Input data —
---*---

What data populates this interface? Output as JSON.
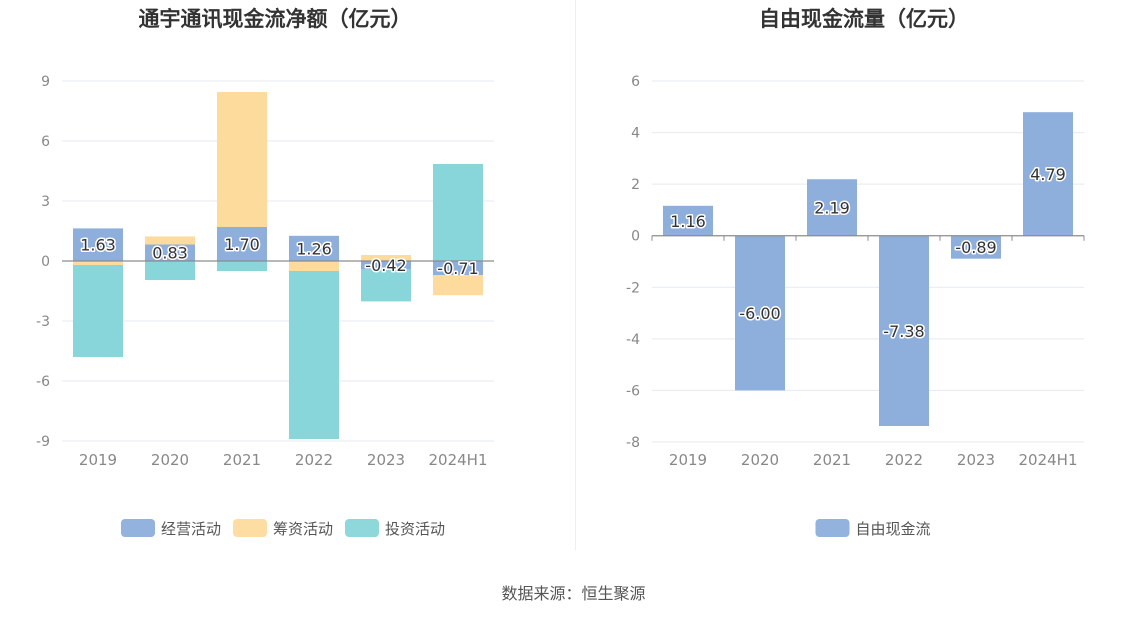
{
  "source_text": "数据来源：恒生聚源",
  "chart_data": [
    {
      "type": "bar",
      "stacked": true,
      "title": "通宇通讯现金流净额（亿元）",
      "categories": [
        "2019",
        "2020",
        "2021",
        "2022",
        "2023",
        "2024H1"
      ],
      "ylim": [
        -9,
        9
      ],
      "yticks": [
        9,
        6,
        3,
        0,
        -3,
        -6,
        -9
      ],
      "grid": true,
      "legend_position": "bottom",
      "series": [
        {
          "name": "经营活动",
          "color": "#8eaedc",
          "values": [
            1.63,
            0.83,
            1.7,
            1.26,
            -0.42,
            -0.71
          ],
          "labeled": true
        },
        {
          "name": "筹资活动",
          "color": "#fddb9c",
          "values": [
            -0.2,
            0.4,
            6.75,
            -0.5,
            0.3,
            -1.0
          ],
          "labeled": false
        },
        {
          "name": "投资活动",
          "color": "#88d6da",
          "values": [
            -4.6,
            -0.95,
            -0.5,
            -8.4,
            -1.6,
            4.85
          ],
          "labeled": false
        }
      ]
    },
    {
      "type": "bar",
      "title": "自由现金流量（亿元）",
      "categories": [
        "2019",
        "2020",
        "2021",
        "2022",
        "2023",
        "2024H1"
      ],
      "ylim": [
        -8,
        6
      ],
      "yticks": [
        6,
        4,
        2,
        0,
        -2,
        -4,
        -6,
        -8
      ],
      "grid": true,
      "legend_position": "bottom",
      "series": [
        {
          "name": "自由现金流",
          "color": "#8eaedc",
          "values": [
            1.16,
            -6.0,
            2.19,
            -7.38,
            -0.89,
            4.79
          ],
          "labeled": true
        }
      ]
    }
  ]
}
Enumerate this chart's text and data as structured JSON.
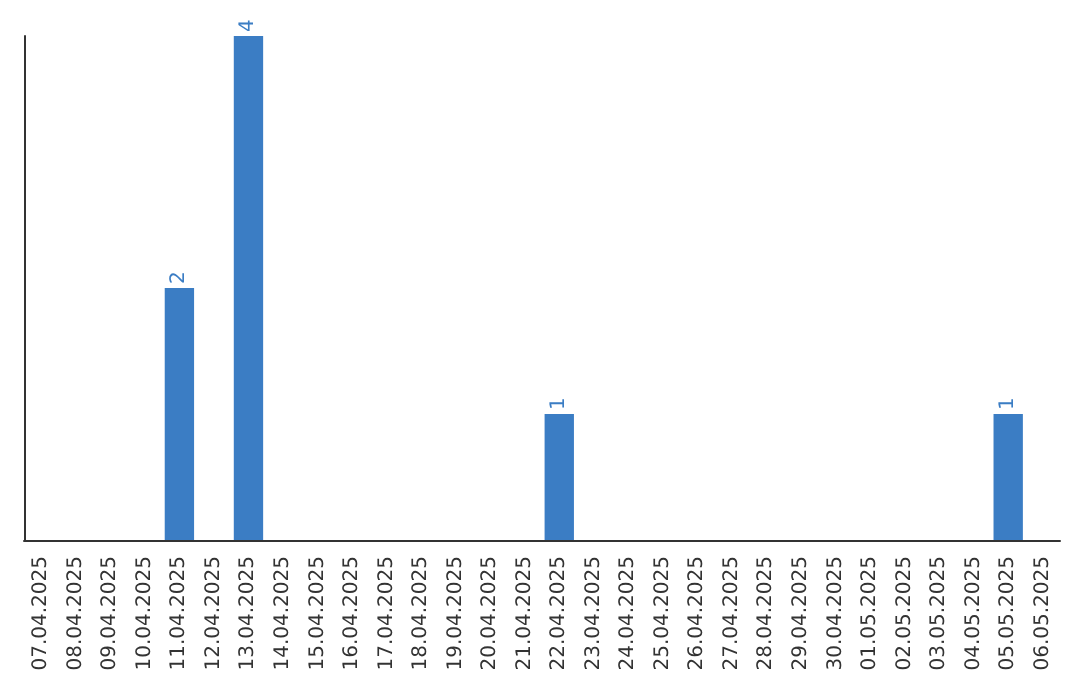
{
  "chart_data": {
    "type": "bar",
    "categories": [
      "07.04.2025",
      "08.04.2025",
      "09.04.2025",
      "10.04.2025",
      "11.04.2025",
      "12.04.2025",
      "13.04.2025",
      "14.04.2025",
      "15.04.2025",
      "16.04.2025",
      "17.04.2025",
      "18.04.2025",
      "19.04.2025",
      "20.04.2025",
      "21.04.2025",
      "22.04.2025",
      "23.04.2025",
      "24.04.2025",
      "25.04.2025",
      "26.04.2025",
      "27.04.2025",
      "28.04.2025",
      "29.04.2025",
      "30.04.2025",
      "01.05.2025",
      "02.05.2025",
      "03.05.2025",
      "04.05.2025",
      "05.05.2025",
      "06.05.2025"
    ],
    "values": [
      0,
      0,
      0,
      0,
      2,
      0,
      4,
      0,
      0,
      0,
      0,
      0,
      0,
      0,
      0,
      1,
      0,
      0,
      0,
      0,
      0,
      0,
      0,
      0,
      0,
      0,
      0,
      0,
      1,
      0
    ],
    "value_labels": [
      null,
      null,
      null,
      null,
      "2",
      null,
      "4",
      null,
      null,
      null,
      null,
      null,
      null,
      null,
      null,
      "1",
      null,
      null,
      null,
      null,
      null,
      null,
      null,
      null,
      null,
      null,
      null,
      null,
      "1",
      null
    ],
    "color": "#3b7dc4",
    "tick_labels": "x"
  }
}
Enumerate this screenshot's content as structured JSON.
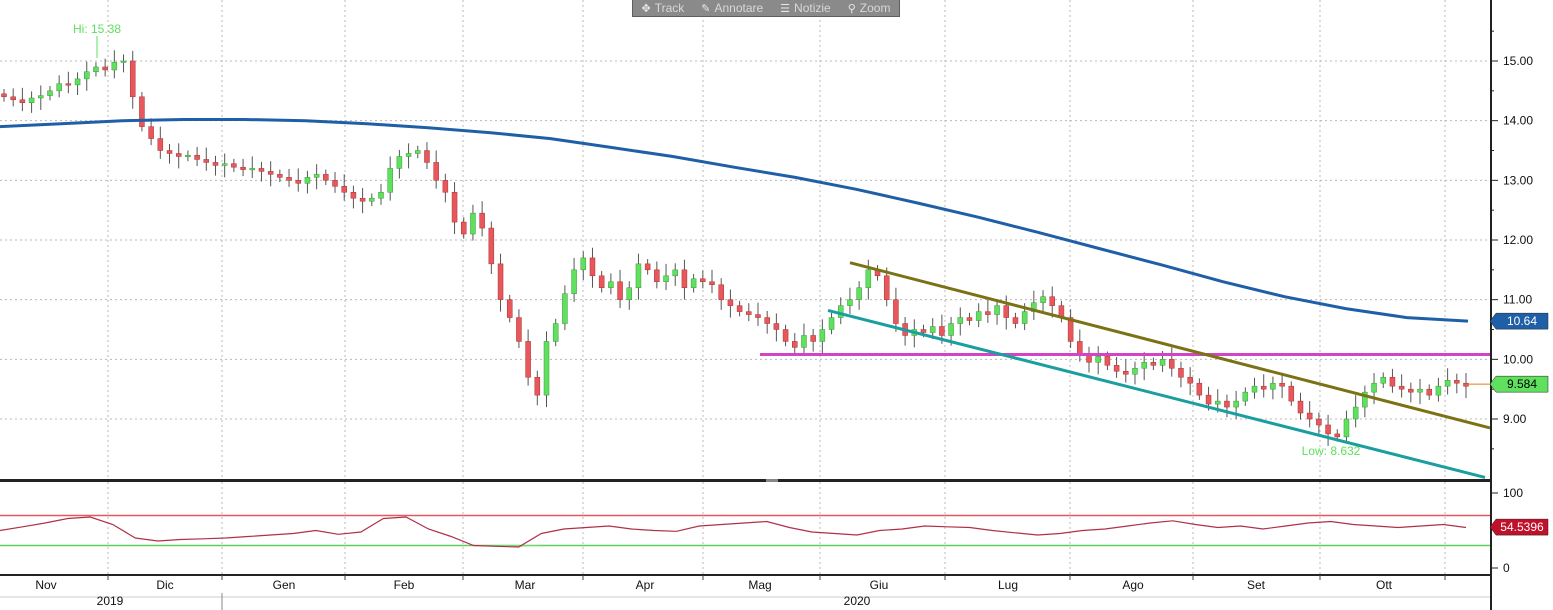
{
  "toolbar": {
    "track": "Track",
    "annotate": "Annotare",
    "news": "Notizie",
    "zoom": "Zoom"
  },
  "chart_data": {
    "type": "candlestick",
    "price_axis": {
      "ticks": [
        "15.00",
        "14.00",
        "13.00",
        "12.00",
        "11.00",
        "10.00",
        "9.00"
      ],
      "ylim": [
        8.0,
        16.0
      ]
    },
    "rsi_axis": {
      "ticks": [
        "100",
        "0"
      ],
      "ylim": [
        0,
        100
      ]
    },
    "months": [
      "Nov",
      "Dic",
      "Gen",
      "Feb",
      "Mar",
      "Apr",
      "Mag",
      "Giu",
      "Lug",
      "Ago",
      "Set",
      "Ott"
    ],
    "years": [
      "2019",
      "2020"
    ],
    "annotations": {
      "high": "Hi: 15.38",
      "low": "Low: 8.632"
    },
    "last_price_label": "9.584",
    "moving_average_label": "10.64",
    "rsi_label": "54.5396",
    "support_level": 10.08,
    "rsi_bands": [
      70,
      30
    ],
    "candles_close": [
      14.4,
      14.35,
      14.3,
      14.38,
      14.42,
      14.5,
      14.62,
      14.6,
      14.7,
      14.82,
      14.9,
      14.85,
      14.98,
      15.0,
      14.4,
      13.9,
      13.7,
      13.5,
      13.45,
      13.4,
      13.42,
      13.35,
      13.3,
      13.25,
      13.28,
      13.22,
      13.18,
      13.2,
      13.15,
      13.1,
      13.05,
      13.0,
      12.95,
      13.05,
      13.1,
      13.0,
      12.9,
      12.8,
      12.7,
      12.65,
      12.7,
      12.8,
      13.2,
      13.4,
      13.45,
      13.5,
      13.3,
      13.0,
      12.8,
      12.3,
      12.1,
      12.45,
      12.2,
      11.6,
      11.0,
      10.7,
      10.3,
      9.7,
      9.4,
      10.3,
      10.6,
      11.1,
      11.5,
      11.7,
      11.4,
      11.2,
      11.3,
      11.0,
      11.2,
      11.6,
      11.5,
      11.3,
      11.4,
      11.5,
      11.2,
      11.35,
      11.3,
      11.25,
      11.0,
      10.9,
      10.8,
      10.75,
      10.7,
      10.6,
      10.5,
      10.3,
      10.2,
      10.4,
      10.3,
      10.5,
      10.7,
      10.9,
      11.0,
      11.2,
      11.5,
      11.4,
      11.0,
      10.6,
      10.4,
      10.5,
      10.45,
      10.55,
      10.4,
      10.6,
      10.7,
      10.65,
      10.8,
      10.75,
      10.9,
      10.7,
      10.6,
      10.8,
      10.95,
      11.05,
      10.9,
      10.7,
      10.3,
      10.1,
      9.95,
      10.05,
      9.9,
      9.8,
      9.75,
      9.85,
      9.95,
      9.9,
      10.0,
      9.85,
      9.7,
      9.6,
      9.4,
      9.25,
      9.3,
      9.2,
      9.3,
      9.45,
      9.55,
      9.5,
      9.6,
      9.55,
      9.3,
      9.1,
      9.0,
      8.9,
      8.75,
      8.7,
      9.0,
      9.2,
      9.45,
      9.6,
      9.7,
      9.55,
      9.5,
      9.45,
      9.5,
      9.4,
      9.55,
      9.65,
      9.6,
      9.55
    ],
    "ma_200": [
      13.9,
      13.95,
      14.0,
      14.02,
      14.02,
      14.0,
      13.95,
      13.88,
      13.8,
      13.7,
      13.55,
      13.4,
      13.22,
      13.05,
      12.85,
      12.62,
      12.38,
      12.12,
      11.85,
      11.58,
      11.3,
      11.05,
      10.85,
      10.7,
      10.64
    ],
    "rsi": [
      50,
      55,
      60,
      66,
      68,
      58,
      40,
      36,
      38,
      39,
      40,
      42,
      44,
      46,
      50,
      45,
      48,
      66,
      68,
      52,
      42,
      30,
      29,
      28,
      46,
      52,
      54,
      56,
      52,
      50,
      49,
      56,
      58,
      60,
      62,
      54,
      48,
      46,
      44,
      50,
      52,
      56,
      55,
      54,
      50,
      47,
      44,
      46,
      50,
      52,
      56,
      60,
      63,
      58,
      54,
      56,
      52,
      56,
      60,
      62,
      58,
      56,
      54,
      56,
      58,
      54
    ]
  }
}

---*---

What you will do —
Transcribe every entry word for word, but skip the pictures.

Reply —
What data populates this interface? Output as JSON.
{
  "source_text": "数据来源：恒生聚源",
  "chart_data": [
    {
      "type": "bar",
      "stacked": true,
      "title": "通宇通讯现金流净额（亿元）",
      "categories": [
        "2019",
        "2020",
        "2021",
        "2022",
        "2023",
        "2024H1"
      ],
      "ylim": [
        -9,
        9
      ],
      "yticks": [
        9,
        6,
        3,
        0,
        -3,
        -6,
        -9
      ],
      "grid": true,
      "legend_position": "bottom",
      "series": [
        {
          "name": "经营活动",
          "color": "#8eaedc",
          "values": [
            1.63,
            0.83,
            1.7,
            1.26,
            -0.42,
            -0.71
          ],
          "labeled": true
        },
        {
          "name": "筹资活动",
          "color": "#fddb9c",
          "values": [
            -0.2,
            0.4,
            6.75,
            -0.5,
            0.3,
            -1.0
          ],
          "labeled": false
        },
        {
          "name": "投资活动",
          "color": "#88d6da",
          "values": [
            -4.6,
            -0.95,
            -0.5,
            -8.4,
            -1.6,
            4.85
          ],
          "labeled": false
        }
      ]
    },
    {
      "type": "bar",
      "title": "自由现金流量（亿元）",
      "categories": [
        "2019",
        "2020",
        "2021",
        "2022",
        "2023",
        "2024H1"
      ],
      "ylim": [
        -8,
        6
      ],
      "yticks": [
        6,
        4,
        2,
        0,
        -2,
        -4,
        -6,
        -8
      ],
      "grid": true,
      "legend_position": "bottom",
      "series": [
        {
          "name": "自由现金流",
          "color": "#8eaedc",
          "values": [
            1.16,
            -6.0,
            2.19,
            -7.38,
            -0.89,
            4.79
          ],
          "labeled": true
        }
      ]
    }
  ]
}
Enumerate this chart's text and data as structured JSON.
{
  "chart_data": {
    "type": "bar",
    "categories": [
      "07.04.2025",
      "08.04.2025",
      "09.04.2025",
      "10.04.2025",
      "11.04.2025",
      "12.04.2025",
      "13.04.2025",
      "14.04.2025",
      "15.04.2025",
      "16.04.2025",
      "17.04.2025",
      "18.04.2025",
      "19.04.2025",
      "20.04.2025",
      "21.04.2025",
      "22.04.2025",
      "23.04.2025",
      "24.04.2025",
      "25.04.2025",
      "26.04.2025",
      "27.04.2025",
      "28.04.2025",
      "29.04.2025",
      "30.04.2025",
      "01.05.2025",
      "02.05.2025",
      "03.05.2025",
      "04.05.2025",
      "05.05.2025",
      "06.05.2025"
    ],
    "values": [
      0,
      0,
      0,
      0,
      2,
      0,
      4,
      0,
      0,
      0,
      0,
      0,
      0,
      0,
      0,
      1,
      0,
      0,
      0,
      0,
      0,
      0,
      0,
      0,
      0,
      0,
      0,
      0,
      1,
      0
    ],
    "value_labels": [
      null,
      null,
      null,
      null,
      "2",
      null,
      "4",
      null,
      null,
      null,
      null,
      null,
      null,
      null,
      null,
      "1",
      null,
      null,
      null,
      null,
      null,
      null,
      null,
      null,
      null,
      null,
      null,
      null,
      "1",
      null
    ],
    "color": "#3b7dc4",
    "tick_labels": "x"
  }
}
Enumerate this screenshot's content as structured JSON.
{
  "toolbar": {
    "track": "Track",
    "annotate": "Annotare",
    "news": "Notizie",
    "zoom": "Zoom"
  },
  "chart_data": {
    "type": "candlestick",
    "price_axis": {
      "ticks": [
        "15.00",
        "14.00",
        "13.00",
        "12.00",
        "11.00",
        "10.00",
        "9.00"
      ],
      "ylim": [
        8.0,
        16.0
      ]
    },
    "rsi_axis": {
      "ticks": [
        "100",
        "0"
      ],
      "ylim": [
        0,
        100
      ]
    },
    "months": [
      "Nov",
      "Dic",
      "Gen",
      "Feb",
      "Mar",
      "Apr",
      "Mag",
      "Giu",
      "Lug",
      "Ago",
      "Set",
      "Ott"
    ],
    "years": [
      "2019",
      "2020"
    ],
    "annotations": {
      "high": "Hi: 15.38",
      "low": "Low: 8.632"
    },
    "last_price_label": "9.584",
    "moving_average_label": "10.64",
    "rsi_label": "54.5396",
    "support_level": 10.08,
    "rsi_bands": [
      70,
      30
    ],
    "candles_close": [
      14.4,
      14.35,
      14.3,
      14.38,
      14.42,
      14.5,
      14.62,
      14.6,
      14.7,
      14.82,
      14.9,
      14.85,
      14.98,
      15.0,
      14.4,
      13.9,
      13.7,
      13.5,
      13.45,
      13.4,
      13.42,
      13.35,
      13.3,
      13.25,
      13.28,
      13.22,
      13.18,
      13.2,
      13.15,
      13.1,
      13.05,
      13.0,
      12.95,
      13.05,
      13.1,
      13.0,
      12.9,
      12.8,
      12.7,
      12.65,
      12.7,
      12.8,
      13.2,
      13.4,
      13.45,
      13.5,
      13.3,
      13.0,
      12.8,
      12.3,
      12.1,
      12.45,
      12.2,
      11.6,
      11.0,
      10.7,
      10.3,
      9.7,
      9.4,
      10.3,
      10.6,
      11.1,
      11.5,
      11.7,
      11.4,
      11.2,
      11.3,
      11.0,
      11.2,
      11.6,
      11.5,
      11.3,
      11.4,
      11.5,
      11.2,
      11.35,
      11.3,
      11.25,
      11.0,
      10.9,
      10.8,
      10.75,
      10.7,
      10.6,
      10.5,
      10.3,
      10.2,
      10.4,
      10.3,
      10.5,
      10.7,
      10.9,
      11.0,
      11.2,
      11.5,
      11.4,
      11.0,
      10.6,
      10.4,
      10.5,
      10.45,
      10.55,
      10.4,
      10.6,
      10.7,
      10.65,
      10.8,
      10.75,
      10.9,
      10.7,
      10.6,
      10.8,
      10.95,
      11.05,
      10.9,
      10.7,
      10.3,
      10.1,
      9.95,
      10.05,
      9.9,
      9.8,
      9.75,
      9.85,
      9.95,
      9.9,
      10.0,
      9.85,
      9.7,
      9.6,
      9.4,
      9.25,
      9.3,
      9.2,
      9.3,
      9.45,
      9.55,
      9.5,
      9.6,
      9.55,
      9.3,
      9.1,
      9.0,
      8.9,
      8.75,
      8.7,
      9.0,
      9.2,
      9.45,
      9.6,
      9.7,
      9.55,
      9.5,
      9.45,
      9.5,
      9.4,
      9.55,
      9.65,
      9.6,
      9.55
    ],
    "ma_200": [
      13.9,
      13.95,
      14.0,
      14.02,
      14.02,
      14.0,
      13.95,
      13.88,
      13.8,
      13.7,
      13.55,
      13.4,
      13.22,
      13.05,
      12.85,
      12.62,
      12.38,
      12.12,
      11.85,
      11.58,
      11.3,
      11.05,
      10.85,
      10.7,
      10.64
    ],
    "rsi": [
      50,
      55,
      60,
      66,
      68,
      58,
      40,
      36,
      38,
      39,
      40,
      42,
      44,
      46,
      50,
      45,
      48,
      66,
      68,
      52,
      42,
      30,
      29,
      28,
      46,
      52,
      54,
      56,
      52,
      50,
      49,
      56,
      58,
      60,
      62,
      54,
      48,
      46,
      44,
      50,
      52,
      56,
      55,
      54,
      50,
      47,
      44,
      46,
      50,
      52,
      56,
      60,
      63,
      58,
      54,
      56,
      52,
      56,
      60,
      62,
      58,
      56,
      54,
      56,
      58,
      54
    ]
  }
}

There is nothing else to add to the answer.